Instructions for the task
Find the line that contains "Serialize everything readable" in the entries below. Output it and each later line exactly, and nothing else.

Record set
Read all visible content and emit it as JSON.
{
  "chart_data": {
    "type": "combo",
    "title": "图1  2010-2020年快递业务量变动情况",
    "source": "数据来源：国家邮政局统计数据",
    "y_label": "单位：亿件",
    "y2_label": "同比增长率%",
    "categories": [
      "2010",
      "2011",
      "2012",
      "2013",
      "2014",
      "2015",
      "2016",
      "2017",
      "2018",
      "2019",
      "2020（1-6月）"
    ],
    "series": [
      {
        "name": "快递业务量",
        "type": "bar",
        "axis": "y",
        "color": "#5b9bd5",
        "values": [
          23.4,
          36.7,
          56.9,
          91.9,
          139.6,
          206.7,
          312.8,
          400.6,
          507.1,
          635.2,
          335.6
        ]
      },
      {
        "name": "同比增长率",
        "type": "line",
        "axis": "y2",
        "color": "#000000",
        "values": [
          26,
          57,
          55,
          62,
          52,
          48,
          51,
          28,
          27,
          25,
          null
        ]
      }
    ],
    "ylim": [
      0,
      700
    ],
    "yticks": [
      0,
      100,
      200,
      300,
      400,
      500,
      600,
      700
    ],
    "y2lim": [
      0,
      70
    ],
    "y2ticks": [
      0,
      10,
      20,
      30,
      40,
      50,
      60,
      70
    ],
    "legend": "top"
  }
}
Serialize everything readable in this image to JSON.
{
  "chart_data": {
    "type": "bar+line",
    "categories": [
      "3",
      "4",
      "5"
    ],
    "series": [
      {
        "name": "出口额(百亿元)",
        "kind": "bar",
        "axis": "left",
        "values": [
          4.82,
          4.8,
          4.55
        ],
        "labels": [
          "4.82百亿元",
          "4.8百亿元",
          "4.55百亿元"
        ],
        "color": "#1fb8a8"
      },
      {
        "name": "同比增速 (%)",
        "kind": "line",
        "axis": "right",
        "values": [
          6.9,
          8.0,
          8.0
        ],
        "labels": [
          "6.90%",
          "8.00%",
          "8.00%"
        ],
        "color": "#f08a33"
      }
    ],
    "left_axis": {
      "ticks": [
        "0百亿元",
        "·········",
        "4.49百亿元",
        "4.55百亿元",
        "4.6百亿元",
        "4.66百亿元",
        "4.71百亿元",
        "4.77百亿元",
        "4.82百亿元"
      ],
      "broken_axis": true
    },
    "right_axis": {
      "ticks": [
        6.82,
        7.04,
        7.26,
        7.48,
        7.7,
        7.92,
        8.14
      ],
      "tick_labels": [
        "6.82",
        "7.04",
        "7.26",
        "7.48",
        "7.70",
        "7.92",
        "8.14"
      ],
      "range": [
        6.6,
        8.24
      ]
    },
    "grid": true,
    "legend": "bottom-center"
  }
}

Result below
Serialize everything readable in this image to JSON.
{
  "chart_data": {
    "type": "bar+line",
    "categories": [
      "3",
      "4",
      "5"
    ],
    "series": [
      {
        "name": "出口额(百亿元)",
        "kind": "bar",
        "axis": "left",
        "values": [
          4.82,
          4.8,
          4.55
        ],
        "labels": [
          "4.82百亿元",
          "4.8百亿元",
          "4.55百亿元"
        ],
        "color": "#1fb8a8"
      },
      {
        "name": "同比增速 (%)",
        "kind": "line",
        "axis": "right",
        "values": [
          6.9,
          8.0,
          8.0
        ],
        "labels": [
          "6.90%",
          "8.00%",
          "8.00%"
        ],
        "color": "#f08a33"
      }
    ],
    "left_axis": {
      "ticks": [
        "0百亿元",
        "·········",
        "4.49百亿元",
        "4.55百亿元",
        "4.6百亿元",
        "4.66百亿元",
        "4.71百亿元",
        "4.77百亿元",
        "4.82百亿元"
      ],
      "broken_axis": true
    },
    "right_axis": {
      "ticks": [
        6.82,
        7.04,
        7.26,
        7.48,
        7.7,
        7.92,
        8.14
      ],
      "tick_labels": [
        "6.82",
        "7.04",
        "7.26",
        "7.48",
        "7.70",
        "7.92",
        "8.14"
      ],
      "range": [
        6.6,
        8.24
      ]
    },
    "grid": true,
    "legend": "bottom-center"
  }
}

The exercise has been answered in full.